■ Given request:
Using the records below, count the lines with "Carl" in them. Give the number only.
- - -
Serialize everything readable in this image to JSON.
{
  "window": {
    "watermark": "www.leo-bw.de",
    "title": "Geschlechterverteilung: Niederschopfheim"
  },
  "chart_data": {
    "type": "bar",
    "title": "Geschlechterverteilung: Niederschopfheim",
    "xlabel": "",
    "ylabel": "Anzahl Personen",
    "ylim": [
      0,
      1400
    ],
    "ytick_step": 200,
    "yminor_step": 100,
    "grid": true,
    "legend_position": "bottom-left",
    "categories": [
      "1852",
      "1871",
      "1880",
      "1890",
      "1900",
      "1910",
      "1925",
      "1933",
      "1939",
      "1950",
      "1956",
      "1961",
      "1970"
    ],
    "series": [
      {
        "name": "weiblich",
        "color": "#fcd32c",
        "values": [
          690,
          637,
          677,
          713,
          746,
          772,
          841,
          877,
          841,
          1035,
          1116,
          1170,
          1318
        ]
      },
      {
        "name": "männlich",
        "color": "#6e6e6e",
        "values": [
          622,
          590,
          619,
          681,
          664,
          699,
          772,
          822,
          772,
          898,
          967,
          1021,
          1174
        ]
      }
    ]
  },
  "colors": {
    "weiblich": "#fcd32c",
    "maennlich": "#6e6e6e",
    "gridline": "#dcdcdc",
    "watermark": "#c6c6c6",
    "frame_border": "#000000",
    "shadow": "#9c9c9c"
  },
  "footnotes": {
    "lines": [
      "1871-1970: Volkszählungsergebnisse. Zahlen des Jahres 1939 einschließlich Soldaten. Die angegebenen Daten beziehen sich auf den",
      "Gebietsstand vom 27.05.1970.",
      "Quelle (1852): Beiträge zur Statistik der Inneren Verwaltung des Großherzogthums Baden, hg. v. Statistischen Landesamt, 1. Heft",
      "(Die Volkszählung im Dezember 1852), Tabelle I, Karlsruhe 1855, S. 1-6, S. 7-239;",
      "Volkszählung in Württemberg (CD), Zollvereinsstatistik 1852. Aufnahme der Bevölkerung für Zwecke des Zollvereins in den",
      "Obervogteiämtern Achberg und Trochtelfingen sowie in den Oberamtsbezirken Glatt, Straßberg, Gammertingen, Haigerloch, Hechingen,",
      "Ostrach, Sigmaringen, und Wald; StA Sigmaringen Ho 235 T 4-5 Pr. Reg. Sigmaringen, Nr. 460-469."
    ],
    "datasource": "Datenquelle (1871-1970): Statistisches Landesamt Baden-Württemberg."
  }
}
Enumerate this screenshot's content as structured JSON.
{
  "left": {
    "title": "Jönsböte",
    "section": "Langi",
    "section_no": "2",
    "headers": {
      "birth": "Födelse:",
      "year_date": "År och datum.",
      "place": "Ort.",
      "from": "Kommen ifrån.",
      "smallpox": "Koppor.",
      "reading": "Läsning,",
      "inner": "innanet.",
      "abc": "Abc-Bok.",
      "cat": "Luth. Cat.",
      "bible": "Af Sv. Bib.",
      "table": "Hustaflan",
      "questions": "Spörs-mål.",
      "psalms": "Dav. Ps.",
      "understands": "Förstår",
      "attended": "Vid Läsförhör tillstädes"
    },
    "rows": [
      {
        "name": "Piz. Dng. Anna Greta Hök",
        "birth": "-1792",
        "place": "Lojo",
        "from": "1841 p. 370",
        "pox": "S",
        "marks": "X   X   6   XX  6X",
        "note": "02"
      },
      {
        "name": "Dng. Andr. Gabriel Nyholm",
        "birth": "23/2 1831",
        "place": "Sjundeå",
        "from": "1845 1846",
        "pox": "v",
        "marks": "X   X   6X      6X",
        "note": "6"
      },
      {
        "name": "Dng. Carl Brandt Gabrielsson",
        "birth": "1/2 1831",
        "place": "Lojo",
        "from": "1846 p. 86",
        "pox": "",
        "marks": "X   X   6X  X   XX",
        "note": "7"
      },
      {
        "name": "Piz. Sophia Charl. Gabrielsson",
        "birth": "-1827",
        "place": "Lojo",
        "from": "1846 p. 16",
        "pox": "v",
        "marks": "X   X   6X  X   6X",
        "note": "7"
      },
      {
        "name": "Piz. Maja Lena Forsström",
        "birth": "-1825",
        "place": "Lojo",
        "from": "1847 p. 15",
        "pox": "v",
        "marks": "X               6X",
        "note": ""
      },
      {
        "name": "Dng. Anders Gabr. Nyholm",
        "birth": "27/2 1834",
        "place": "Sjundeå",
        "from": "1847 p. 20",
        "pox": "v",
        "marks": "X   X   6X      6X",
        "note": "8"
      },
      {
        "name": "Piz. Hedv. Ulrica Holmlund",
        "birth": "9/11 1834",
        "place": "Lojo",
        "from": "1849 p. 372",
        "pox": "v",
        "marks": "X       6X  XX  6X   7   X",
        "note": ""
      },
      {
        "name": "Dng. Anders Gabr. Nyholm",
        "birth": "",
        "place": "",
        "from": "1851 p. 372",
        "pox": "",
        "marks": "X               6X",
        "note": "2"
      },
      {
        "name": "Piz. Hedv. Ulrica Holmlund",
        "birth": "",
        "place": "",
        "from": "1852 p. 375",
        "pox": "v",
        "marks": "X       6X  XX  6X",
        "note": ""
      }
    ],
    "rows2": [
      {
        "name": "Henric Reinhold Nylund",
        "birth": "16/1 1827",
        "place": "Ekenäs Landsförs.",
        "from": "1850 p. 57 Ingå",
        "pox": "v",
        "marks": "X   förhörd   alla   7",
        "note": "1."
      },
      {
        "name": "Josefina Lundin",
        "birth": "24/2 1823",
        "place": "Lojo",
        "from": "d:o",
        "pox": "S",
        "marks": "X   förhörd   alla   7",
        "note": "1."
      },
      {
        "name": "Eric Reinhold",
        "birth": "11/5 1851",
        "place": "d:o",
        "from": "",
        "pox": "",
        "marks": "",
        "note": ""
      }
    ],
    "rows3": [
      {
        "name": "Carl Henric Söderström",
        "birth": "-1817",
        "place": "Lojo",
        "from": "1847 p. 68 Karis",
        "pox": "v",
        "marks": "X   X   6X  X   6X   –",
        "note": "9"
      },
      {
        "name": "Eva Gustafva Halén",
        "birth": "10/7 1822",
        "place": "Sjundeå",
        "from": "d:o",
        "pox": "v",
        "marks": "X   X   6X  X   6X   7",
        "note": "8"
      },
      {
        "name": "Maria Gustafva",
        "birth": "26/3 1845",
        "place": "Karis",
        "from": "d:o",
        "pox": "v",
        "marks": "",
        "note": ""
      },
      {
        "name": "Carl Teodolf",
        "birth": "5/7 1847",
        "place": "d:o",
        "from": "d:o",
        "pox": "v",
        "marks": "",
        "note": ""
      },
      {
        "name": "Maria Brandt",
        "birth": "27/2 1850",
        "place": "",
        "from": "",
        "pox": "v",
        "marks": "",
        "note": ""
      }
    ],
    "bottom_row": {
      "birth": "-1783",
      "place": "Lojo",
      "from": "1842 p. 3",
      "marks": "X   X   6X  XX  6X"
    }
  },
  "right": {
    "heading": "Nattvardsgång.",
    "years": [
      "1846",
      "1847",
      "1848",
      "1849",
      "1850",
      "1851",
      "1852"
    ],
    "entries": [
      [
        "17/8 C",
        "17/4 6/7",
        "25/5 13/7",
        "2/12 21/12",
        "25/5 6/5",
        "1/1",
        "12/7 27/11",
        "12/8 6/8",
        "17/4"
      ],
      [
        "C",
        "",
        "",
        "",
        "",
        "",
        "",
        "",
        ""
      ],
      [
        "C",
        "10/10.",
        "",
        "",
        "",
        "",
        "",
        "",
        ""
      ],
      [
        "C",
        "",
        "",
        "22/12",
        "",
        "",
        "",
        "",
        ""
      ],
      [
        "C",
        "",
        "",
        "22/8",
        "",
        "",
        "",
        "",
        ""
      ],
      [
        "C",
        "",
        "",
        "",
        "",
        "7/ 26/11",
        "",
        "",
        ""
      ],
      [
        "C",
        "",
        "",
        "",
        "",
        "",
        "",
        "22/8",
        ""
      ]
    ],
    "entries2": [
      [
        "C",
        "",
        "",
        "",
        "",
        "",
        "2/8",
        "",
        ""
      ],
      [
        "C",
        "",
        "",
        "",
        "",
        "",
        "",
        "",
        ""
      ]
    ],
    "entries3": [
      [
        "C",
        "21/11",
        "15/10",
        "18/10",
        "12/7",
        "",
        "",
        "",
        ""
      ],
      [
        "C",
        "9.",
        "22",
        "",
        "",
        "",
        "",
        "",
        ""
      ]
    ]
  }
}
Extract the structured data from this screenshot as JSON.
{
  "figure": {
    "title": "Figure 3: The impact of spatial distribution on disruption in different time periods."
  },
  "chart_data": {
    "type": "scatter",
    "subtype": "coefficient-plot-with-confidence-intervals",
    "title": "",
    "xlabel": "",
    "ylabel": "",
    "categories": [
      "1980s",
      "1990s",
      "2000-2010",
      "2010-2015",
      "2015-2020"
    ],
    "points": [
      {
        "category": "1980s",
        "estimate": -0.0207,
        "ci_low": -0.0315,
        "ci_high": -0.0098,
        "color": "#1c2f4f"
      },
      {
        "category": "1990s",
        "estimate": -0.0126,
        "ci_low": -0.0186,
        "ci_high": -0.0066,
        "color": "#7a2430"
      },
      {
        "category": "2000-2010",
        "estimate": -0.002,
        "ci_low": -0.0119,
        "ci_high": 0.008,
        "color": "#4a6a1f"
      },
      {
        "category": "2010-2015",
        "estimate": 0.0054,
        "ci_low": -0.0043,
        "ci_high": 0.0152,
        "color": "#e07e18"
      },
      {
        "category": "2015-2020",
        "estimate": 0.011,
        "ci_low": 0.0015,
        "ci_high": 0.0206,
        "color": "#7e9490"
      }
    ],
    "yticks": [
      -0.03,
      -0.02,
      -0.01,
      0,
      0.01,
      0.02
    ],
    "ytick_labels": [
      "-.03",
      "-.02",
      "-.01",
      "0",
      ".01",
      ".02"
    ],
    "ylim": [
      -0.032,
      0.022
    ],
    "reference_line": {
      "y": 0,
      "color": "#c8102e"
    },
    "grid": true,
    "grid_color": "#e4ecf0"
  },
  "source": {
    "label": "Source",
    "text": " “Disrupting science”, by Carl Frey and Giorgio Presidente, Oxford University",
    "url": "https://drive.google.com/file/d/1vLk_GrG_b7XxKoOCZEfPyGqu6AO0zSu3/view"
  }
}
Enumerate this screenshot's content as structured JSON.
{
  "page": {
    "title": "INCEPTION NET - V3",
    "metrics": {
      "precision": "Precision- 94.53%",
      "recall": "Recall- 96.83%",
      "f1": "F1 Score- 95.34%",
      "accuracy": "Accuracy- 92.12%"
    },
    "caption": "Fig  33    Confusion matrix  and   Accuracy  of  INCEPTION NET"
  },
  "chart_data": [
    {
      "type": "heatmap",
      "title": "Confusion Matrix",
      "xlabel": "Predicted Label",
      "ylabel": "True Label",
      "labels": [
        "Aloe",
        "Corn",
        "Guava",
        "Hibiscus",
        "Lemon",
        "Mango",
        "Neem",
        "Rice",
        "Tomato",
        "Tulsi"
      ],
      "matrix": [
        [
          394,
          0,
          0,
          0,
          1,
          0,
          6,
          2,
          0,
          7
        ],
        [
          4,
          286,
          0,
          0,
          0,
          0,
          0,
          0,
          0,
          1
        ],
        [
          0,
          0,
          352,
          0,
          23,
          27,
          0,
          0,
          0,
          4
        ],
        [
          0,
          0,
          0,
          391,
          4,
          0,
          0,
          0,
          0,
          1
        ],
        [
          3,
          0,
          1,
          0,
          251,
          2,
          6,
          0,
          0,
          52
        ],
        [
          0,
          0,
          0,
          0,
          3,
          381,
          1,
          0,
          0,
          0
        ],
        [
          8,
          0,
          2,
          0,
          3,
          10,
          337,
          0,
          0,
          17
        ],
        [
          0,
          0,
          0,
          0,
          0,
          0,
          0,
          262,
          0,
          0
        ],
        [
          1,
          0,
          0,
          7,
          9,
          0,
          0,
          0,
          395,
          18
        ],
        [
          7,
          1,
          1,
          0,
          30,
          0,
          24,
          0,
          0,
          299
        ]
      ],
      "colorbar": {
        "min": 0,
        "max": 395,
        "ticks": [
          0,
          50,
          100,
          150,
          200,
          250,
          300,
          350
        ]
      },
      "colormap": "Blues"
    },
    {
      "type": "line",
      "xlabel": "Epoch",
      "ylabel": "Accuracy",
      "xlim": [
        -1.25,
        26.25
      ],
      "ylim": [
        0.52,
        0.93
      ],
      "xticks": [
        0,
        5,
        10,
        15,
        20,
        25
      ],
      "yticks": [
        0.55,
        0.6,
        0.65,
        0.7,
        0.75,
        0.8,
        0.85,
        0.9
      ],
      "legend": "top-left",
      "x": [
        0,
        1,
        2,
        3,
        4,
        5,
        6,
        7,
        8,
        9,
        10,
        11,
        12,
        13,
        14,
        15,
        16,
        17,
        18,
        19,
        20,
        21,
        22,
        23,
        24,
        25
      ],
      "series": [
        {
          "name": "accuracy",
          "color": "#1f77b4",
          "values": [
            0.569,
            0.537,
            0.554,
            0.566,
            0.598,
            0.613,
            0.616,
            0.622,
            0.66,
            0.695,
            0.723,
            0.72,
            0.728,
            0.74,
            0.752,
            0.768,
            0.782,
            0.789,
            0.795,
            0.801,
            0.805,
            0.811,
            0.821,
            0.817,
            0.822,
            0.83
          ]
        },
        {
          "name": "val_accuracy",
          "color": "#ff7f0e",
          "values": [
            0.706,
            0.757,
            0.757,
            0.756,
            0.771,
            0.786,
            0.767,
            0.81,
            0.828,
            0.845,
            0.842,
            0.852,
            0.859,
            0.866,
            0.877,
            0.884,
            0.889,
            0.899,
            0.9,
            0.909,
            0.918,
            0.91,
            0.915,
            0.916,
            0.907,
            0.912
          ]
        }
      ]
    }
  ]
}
- - -
■ Task answer:
4